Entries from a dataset
= = = = =

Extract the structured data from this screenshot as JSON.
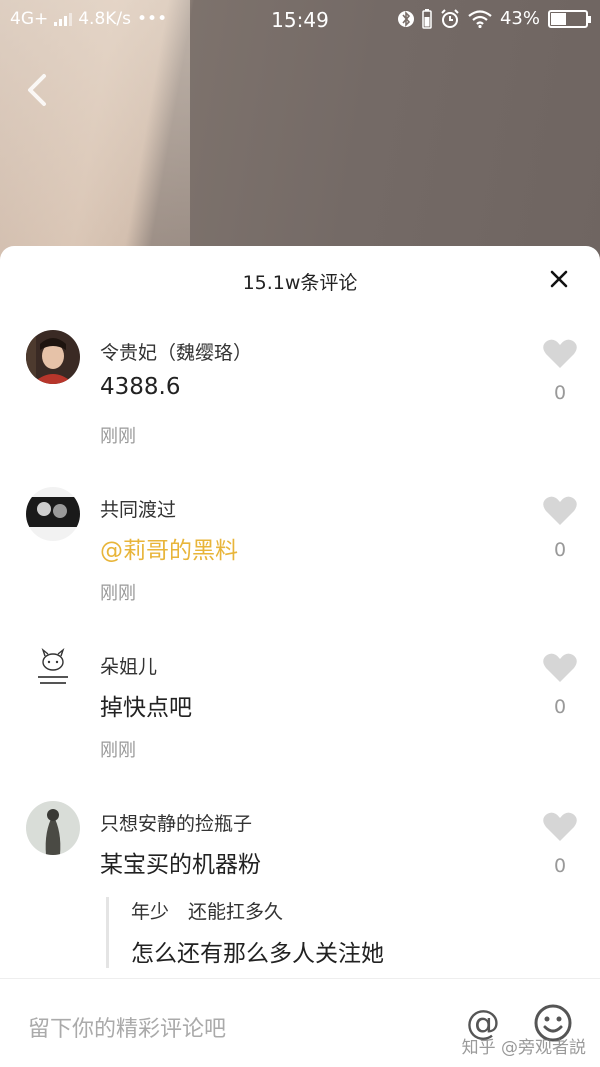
{
  "status_bar": {
    "network": "4G+",
    "speed": "4.8K/s",
    "dots": "•••",
    "time": "15:49",
    "battery": "43%",
    "battery_level": 0.43
  },
  "sheet": {
    "title": "15.1w条评论",
    "close_glyph": "✕"
  },
  "comments": [
    {
      "author": "令贵妃（魏缨珞）",
      "content": "4388.6",
      "time": "刚刚",
      "likes": "0"
    },
    {
      "author": "共同渡过",
      "content": "@莉哥的黑料",
      "time": "刚刚",
      "likes": "0"
    },
    {
      "author": "朵姐儿",
      "content": "掉快点吧",
      "time": "刚刚",
      "likes": "0"
    },
    {
      "author": "只想安静的捡瓶子",
      "content": "某宝买的机器粉",
      "likes": "0",
      "reply": {
        "author": "年少　还能扛多久",
        "content": "怎么还有那么多人关注她"
      }
    }
  ],
  "input_bar": {
    "placeholder": "留下你的精彩评论吧",
    "at_glyph": "@",
    "watermark": "知乎 @旁观者説"
  },
  "colors": {
    "mention": "#e8b53a",
    "like_icon": "#d6d6d6",
    "secondary_text": "#999999"
  },
  "icons": [
    "back-arrow-icon",
    "bluetooth-icon",
    "alarm-icon",
    "wifi-icon",
    "battery-icon",
    "close-icon",
    "heart-icon",
    "at-icon",
    "emoji-icon"
  ]
}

= = = = =

### What the task requires:
Set down every record once more, word for word, without pictures.

### Complete answer:
Extract the structured data from this screenshot as JSON.
{
  "status_bar": {
    "network": "4G+",
    "speed": "4.8K/s",
    "dots": "•••",
    "time": "15:49",
    "battery": "43%",
    "battery_level": 0.43
  },
  "sheet": {
    "title": "15.1w条评论",
    "close_glyph": "✕"
  },
  "comments": [
    {
      "author": "令贵妃（魏缨珞）",
      "content": "4388.6",
      "time": "刚刚",
      "likes": "0"
    },
    {
      "author": "共同渡过",
      "content": "@莉哥的黑料",
      "time": "刚刚",
      "likes": "0"
    },
    {
      "author": "朵姐儿",
      "content": "掉快点吧",
      "time": "刚刚",
      "likes": "0"
    },
    {
      "author": "只想安静的捡瓶子",
      "content": "某宝买的机器粉",
      "likes": "0",
      "reply": {
        "author": "年少　还能扛多久",
        "content": "怎么还有那么多人关注她"
      }
    }
  ],
  "input_bar": {
    "placeholder": "留下你的精彩评论吧",
    "at_glyph": "@",
    "watermark": "知乎 @旁观者説"
  },
  "colors": {
    "mention": "#e8b53a",
    "like_icon": "#d6d6d6",
    "secondary_text": "#999999"
  },
  "icons": [
    "back-arrow-icon",
    "bluetooth-icon",
    "alarm-icon",
    "wifi-icon",
    "battery-icon",
    "close-icon",
    "heart-icon",
    "at-icon",
    "emoji-icon"
  ]
}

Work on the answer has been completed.